* What you should do
Can you render the lines below as a Markdown table with two columns, "Row" and "Line," numbering each row and omitting any blank lines?

* Dataset rows
----

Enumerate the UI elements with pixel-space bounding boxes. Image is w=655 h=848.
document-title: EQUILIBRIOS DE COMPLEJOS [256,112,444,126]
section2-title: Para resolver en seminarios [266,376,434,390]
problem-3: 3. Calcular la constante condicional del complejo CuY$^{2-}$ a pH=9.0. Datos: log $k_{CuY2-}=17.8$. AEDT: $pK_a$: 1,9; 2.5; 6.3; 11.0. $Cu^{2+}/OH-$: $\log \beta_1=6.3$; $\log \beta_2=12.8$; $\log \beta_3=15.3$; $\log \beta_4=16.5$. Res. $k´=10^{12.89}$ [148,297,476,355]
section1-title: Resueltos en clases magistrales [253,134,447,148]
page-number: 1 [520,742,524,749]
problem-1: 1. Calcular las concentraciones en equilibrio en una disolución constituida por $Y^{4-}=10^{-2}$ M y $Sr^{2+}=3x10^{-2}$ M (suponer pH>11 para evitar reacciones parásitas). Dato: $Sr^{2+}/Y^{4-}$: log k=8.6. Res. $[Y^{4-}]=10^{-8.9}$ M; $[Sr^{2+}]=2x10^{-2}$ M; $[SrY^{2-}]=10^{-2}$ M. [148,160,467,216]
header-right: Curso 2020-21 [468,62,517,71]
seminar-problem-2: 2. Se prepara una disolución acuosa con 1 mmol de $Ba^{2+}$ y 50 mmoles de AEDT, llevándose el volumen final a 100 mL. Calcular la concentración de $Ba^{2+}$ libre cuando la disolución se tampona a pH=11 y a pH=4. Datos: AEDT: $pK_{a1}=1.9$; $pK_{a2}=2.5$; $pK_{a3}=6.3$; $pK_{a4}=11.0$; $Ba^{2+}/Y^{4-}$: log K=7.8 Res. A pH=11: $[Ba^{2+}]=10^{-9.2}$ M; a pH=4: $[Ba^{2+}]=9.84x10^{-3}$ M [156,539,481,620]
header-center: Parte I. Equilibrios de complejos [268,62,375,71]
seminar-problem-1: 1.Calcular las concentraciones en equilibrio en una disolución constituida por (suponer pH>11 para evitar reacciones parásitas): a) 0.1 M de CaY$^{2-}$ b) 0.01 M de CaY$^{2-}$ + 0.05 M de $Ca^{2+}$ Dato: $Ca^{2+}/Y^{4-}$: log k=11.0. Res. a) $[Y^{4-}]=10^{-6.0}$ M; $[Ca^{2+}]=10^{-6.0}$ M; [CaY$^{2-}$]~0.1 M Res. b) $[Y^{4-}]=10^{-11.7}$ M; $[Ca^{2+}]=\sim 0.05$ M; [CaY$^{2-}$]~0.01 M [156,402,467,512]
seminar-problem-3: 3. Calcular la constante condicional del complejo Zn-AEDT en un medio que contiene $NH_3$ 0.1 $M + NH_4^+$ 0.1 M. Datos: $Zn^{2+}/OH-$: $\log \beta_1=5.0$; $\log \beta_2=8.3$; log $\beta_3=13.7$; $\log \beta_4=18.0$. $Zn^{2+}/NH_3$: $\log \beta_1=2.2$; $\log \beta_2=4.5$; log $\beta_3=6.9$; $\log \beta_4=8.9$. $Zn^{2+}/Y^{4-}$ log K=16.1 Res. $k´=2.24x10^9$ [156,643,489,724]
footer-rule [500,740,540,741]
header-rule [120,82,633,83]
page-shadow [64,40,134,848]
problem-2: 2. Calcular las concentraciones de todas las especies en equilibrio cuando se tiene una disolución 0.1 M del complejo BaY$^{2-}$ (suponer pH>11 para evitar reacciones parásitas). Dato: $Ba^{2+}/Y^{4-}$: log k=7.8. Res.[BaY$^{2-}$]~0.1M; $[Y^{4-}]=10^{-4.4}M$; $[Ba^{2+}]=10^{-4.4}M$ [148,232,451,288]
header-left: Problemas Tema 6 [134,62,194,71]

----

* Exercise output
| Row | Line |
|---|---|
| 1 | Enumerate the UI elements with pixel-space bounding boxes. Image is w=655 h=848. |
| 2 | document-title: EQUILIBRIOS DE COMPLEJOS [256,112,444,126] |
| 3 | section2-title: Para resolver en seminarios [266,376,434,390] |
| 4 | problem-3: 3. Calcular la constante condicional del complejo CuY$^{2-}$ a pH=9.0. Datos: log $k_{CuY2-}=17.8$. AEDT: $pK_a$: 1,9; 2.5; 6.3; 11.0. $Cu^{2+}/OH-$: $\log \beta_1=6.3$; $\log \beta_2=12.8$; $\log \beta_3=15.3$; $\log \beta_4=16.5$. Res. $k´=10^{12.89}$ [148,297,476,355] |
| 5 | section1-title: Resueltos en clases magistrales [253,134,447,148] |
| 6 | page-number: 1 [520,742,524,749] |
| 7 | problem-1: 1. Calcular las concentraciones en equilibrio en una disolución constituida por $Y^{4-}=10^{-2}$ M y $Sr^{2+}=3x10^{-2}$ M (suponer pH>11 para evitar reacciones parásitas). Dato: $Sr^{2+}/Y^{4-}$: log k=8.6. Res. $[Y^{4-}]=10^{-8.9}$ M; $[Sr^{2+}]=2x10^{-2}$ M; $[SrY^{2-}]=10^{-2}$ M. [148,160,467,216] |
| 8 | header-right: Curso 2020-21 [468,62,517,71] |
| 9 | seminar-problem-2: 2. Se prepara una disolución acuosa con 1 mmol de $Ba^{2+}$ y 50 mmoles de AEDT, llevándose el volumen final a 100 mL. Calcular la concentración de $Ba^{2+}$ libre cuando la disolución se tampona a pH=11 y a pH=4. Datos: AEDT: $pK_{a1}=1.9$; $pK_{a2}=2.5$; $pK_{a3}=6.3$; $pK_{a4}=11.0$; $Ba^{2+}/Y^{4-}$: log K=7.8 Res. A pH=11: $[Ba^{2+}]=10^{-9.2}$ M; a pH=4: $[Ba^{2+}]=9.84x10^{-3}$ M [156,539,481,620] |
| 10 | header-center: Parte I. Equilibrios de complejos [268,62,375,71] |
| 11 | seminar-problem-1: 1.Calcular las concentraciones en equilibrio en una disolución constituida por (suponer pH>11 para evitar reacciones parásitas): a) 0.1 M de CaY$^{2-}$ b) 0.01 M de CaY$^{2-}$ + 0.05 M de $Ca^{2+}$ Dato: $Ca^{2+}/Y^{4-}$: log k=11.0. Res. a) $[Y^{4-}]=10^{-6.0}$ M; $[Ca^{2+}]=10^{-6.0}$ M; [CaY$^{2-}$]~0.1 M Res. b) $[Y^{4-}]=10^{-11.7}$ M; $[Ca^{2+}]=\sim 0.05$ M; [CaY$^{2-}$]~0.01 M [156,402,467,512] |
| 12 | seminar-problem-3: 3. Calcular la constante condicional del complejo Zn-AEDT en un medio que contiene $NH_3$ 0.1 $M + NH_4^+$ 0.1 M. Datos: $Zn^{2+}/OH-$: $\log \beta_1=5.0$; $\log \beta_2=8.3$; log $\beta_3=13.7$; $\log \beta_4=18.0$. $Zn^{2+}/NH_3$: $\log \beta_1=2.2$; $\log \beta_2=4.5$; log $\beta_3=6.9$; $\log \beta_4=8.9$. $Zn^{2+}/Y^{4-}$ log K=16.1 Res. $k´=2.24x10^9$ [156,643,489,724] |
| 13 | footer-rule [500,740,540,741] |
| 14 | header-rule [120,82,633,83] |
| 15 | page-shadow [64,40,134,848] |
| 16 | problem-2: 2. Calcular las concentraciones de todas las especies en equilibrio cuando se tiene una disolución 0.1 M del complejo BaY$^{2-}$ (suponer pH>11 para evitar reacciones parásitas). Dato: $Ba^{2+}/Y^{4-}$: log k=7.8. Res.[BaY$^{2-}$]~0.1M; $[Y^{4-}]=10^{-4.4}M$; $[Ba^{2+}]=10^{-4.4}M$ [148,232,451,288] |
| 17 | header-left: Problemas Tema 6 [134,62,194,71] |